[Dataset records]
** START **
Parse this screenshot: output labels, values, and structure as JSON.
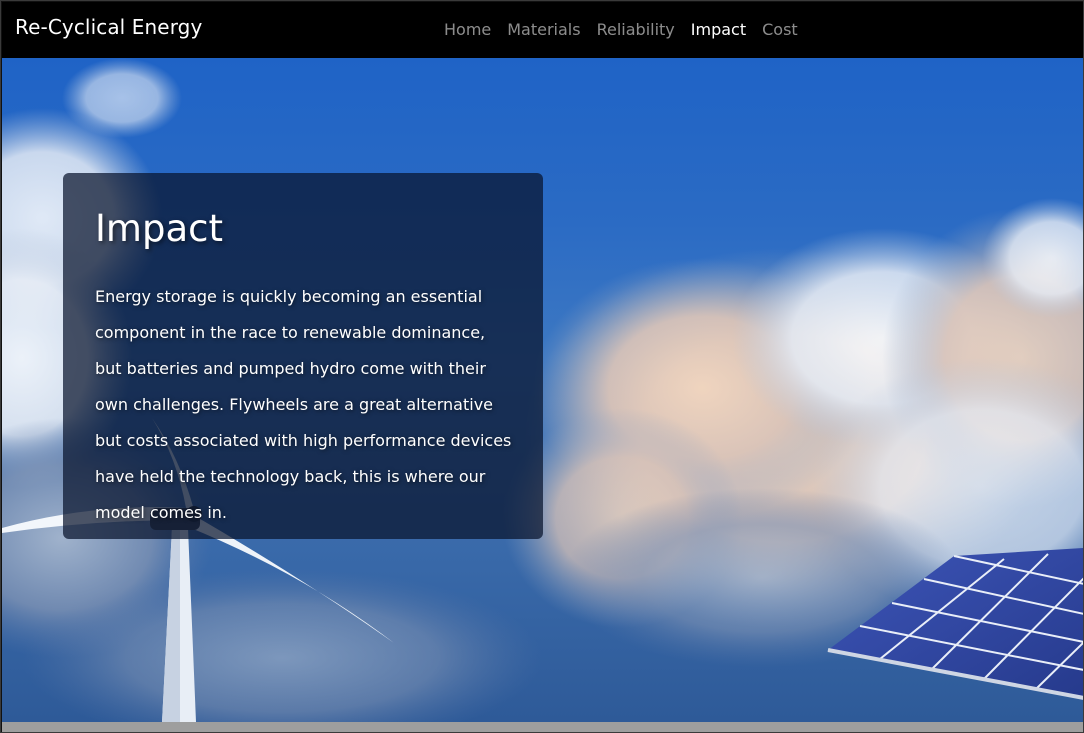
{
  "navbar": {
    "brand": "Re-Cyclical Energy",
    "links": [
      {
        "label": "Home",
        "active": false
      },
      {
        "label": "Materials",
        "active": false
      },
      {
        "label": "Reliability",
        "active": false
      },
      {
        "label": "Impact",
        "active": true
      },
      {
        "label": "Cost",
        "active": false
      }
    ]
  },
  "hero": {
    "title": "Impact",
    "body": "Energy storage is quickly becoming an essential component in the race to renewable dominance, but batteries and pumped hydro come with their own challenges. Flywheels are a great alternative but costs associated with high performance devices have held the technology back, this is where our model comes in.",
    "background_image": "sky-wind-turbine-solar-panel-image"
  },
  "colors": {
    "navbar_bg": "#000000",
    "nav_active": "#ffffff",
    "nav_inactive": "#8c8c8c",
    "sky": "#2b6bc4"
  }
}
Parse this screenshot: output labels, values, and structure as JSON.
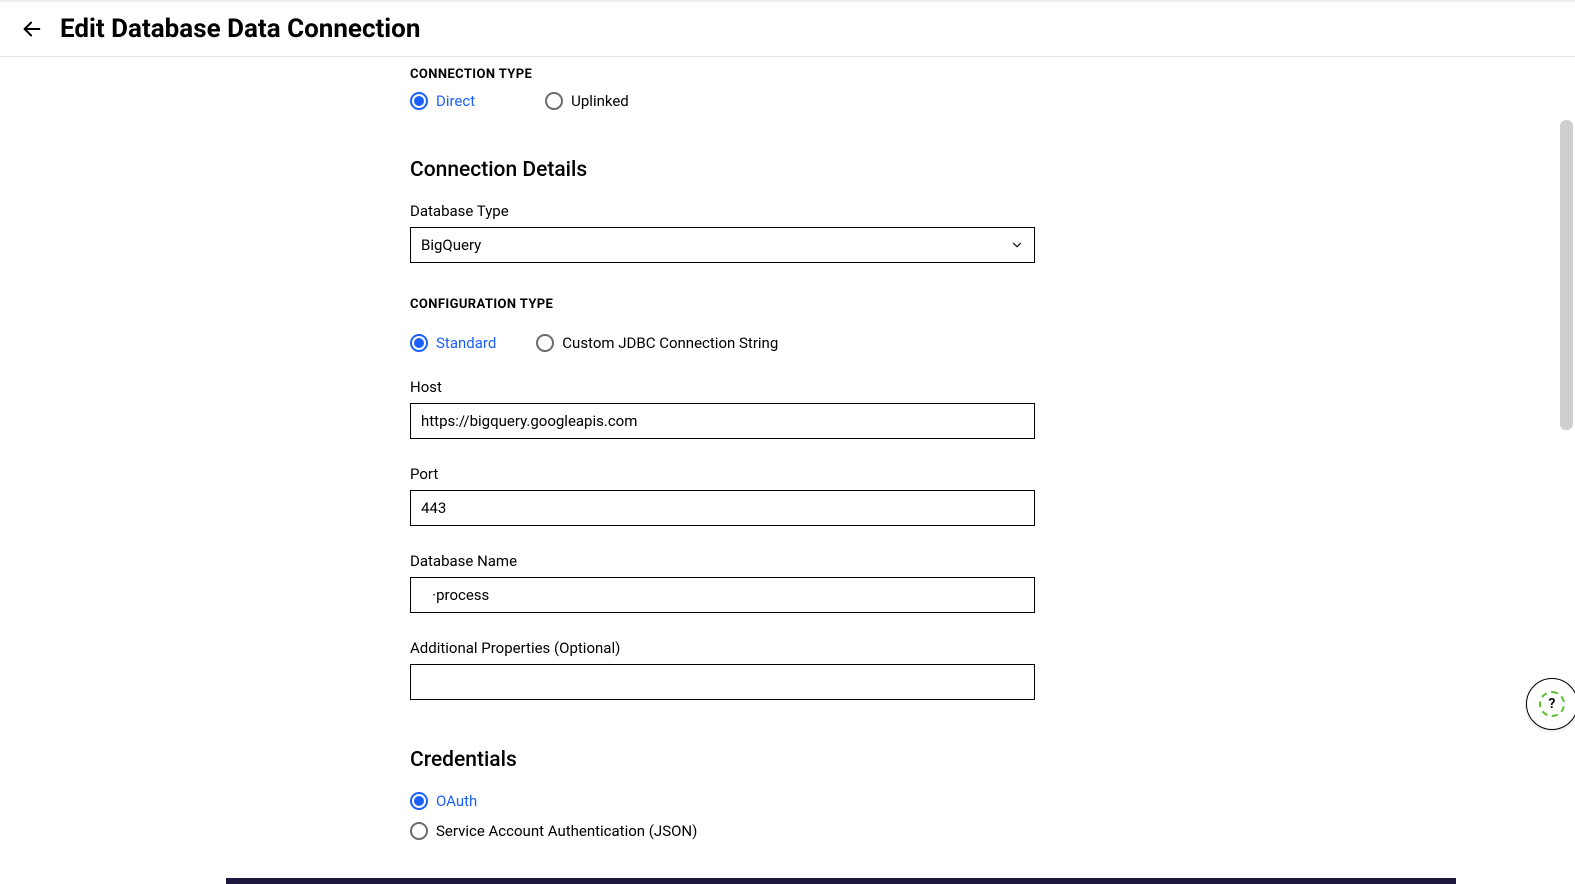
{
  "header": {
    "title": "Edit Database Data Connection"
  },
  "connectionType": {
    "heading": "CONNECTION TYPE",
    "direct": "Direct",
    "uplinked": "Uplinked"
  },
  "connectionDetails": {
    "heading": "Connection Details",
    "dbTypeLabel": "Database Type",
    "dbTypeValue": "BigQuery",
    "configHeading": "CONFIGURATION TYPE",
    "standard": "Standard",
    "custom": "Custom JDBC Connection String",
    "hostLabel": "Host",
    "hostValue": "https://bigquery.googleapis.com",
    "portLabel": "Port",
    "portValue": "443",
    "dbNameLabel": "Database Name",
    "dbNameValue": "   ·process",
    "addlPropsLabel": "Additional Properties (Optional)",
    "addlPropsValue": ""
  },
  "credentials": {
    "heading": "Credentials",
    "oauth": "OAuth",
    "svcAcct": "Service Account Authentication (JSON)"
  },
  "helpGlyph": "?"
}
** END **
**Problem:**
Pictures stay out; repeat all the rest of the records exactly.

**Output below:**
Parse this screenshot: output labels, values, and structure as JSON.
{
  "navbar": {
    "brand": "Re-Cyclical Energy",
    "links": [
      {
        "label": "Home",
        "active": false
      },
      {
        "label": "Materials",
        "active": false
      },
      {
        "label": "Reliability",
        "active": false
      },
      {
        "label": "Impact",
        "active": true
      },
      {
        "label": "Cost",
        "active": false
      }
    ]
  },
  "hero": {
    "title": "Impact",
    "body": "Energy storage is quickly becoming an essential component in the race to renewable dominance, but batteries and pumped hydro come with their own challenges. Flywheels are a great alternative but costs associated with high performance devices have held the technology back, this is where our model comes in.",
    "background_image": "sky-wind-turbine-solar-panel-image"
  },
  "colors": {
    "navbar_bg": "#000000",
    "nav_active": "#ffffff",
    "nav_inactive": "#8c8c8c",
    "sky": "#2b6bc4"
  }
}
Parse this screenshot: output labels, values, and structure as JSON.
{
  "header": {
    "title": "Edit Database Data Connection"
  },
  "connectionType": {
    "heading": "CONNECTION TYPE",
    "direct": "Direct",
    "uplinked": "Uplinked"
  },
  "connectionDetails": {
    "heading": "Connection Details",
    "dbTypeLabel": "Database Type",
    "dbTypeValue": "BigQuery",
    "configHeading": "CONFIGURATION TYPE",
    "standard": "Standard",
    "custom": "Custom JDBC Connection String",
    "hostLabel": "Host",
    "hostValue": "https://bigquery.googleapis.com",
    "portLabel": "Port",
    "portValue": "443",
    "dbNameLabel": "Database Name",
    "dbNameValue": "   ·process",
    "addlPropsLabel": "Additional Properties (Optional)",
    "addlPropsValue": ""
  },
  "credentials": {
    "heading": "Credentials",
    "oauth": "OAuth",
    "svcAcct": "Service Account Authentication (JSON)"
  },
  "helpGlyph": "?"
}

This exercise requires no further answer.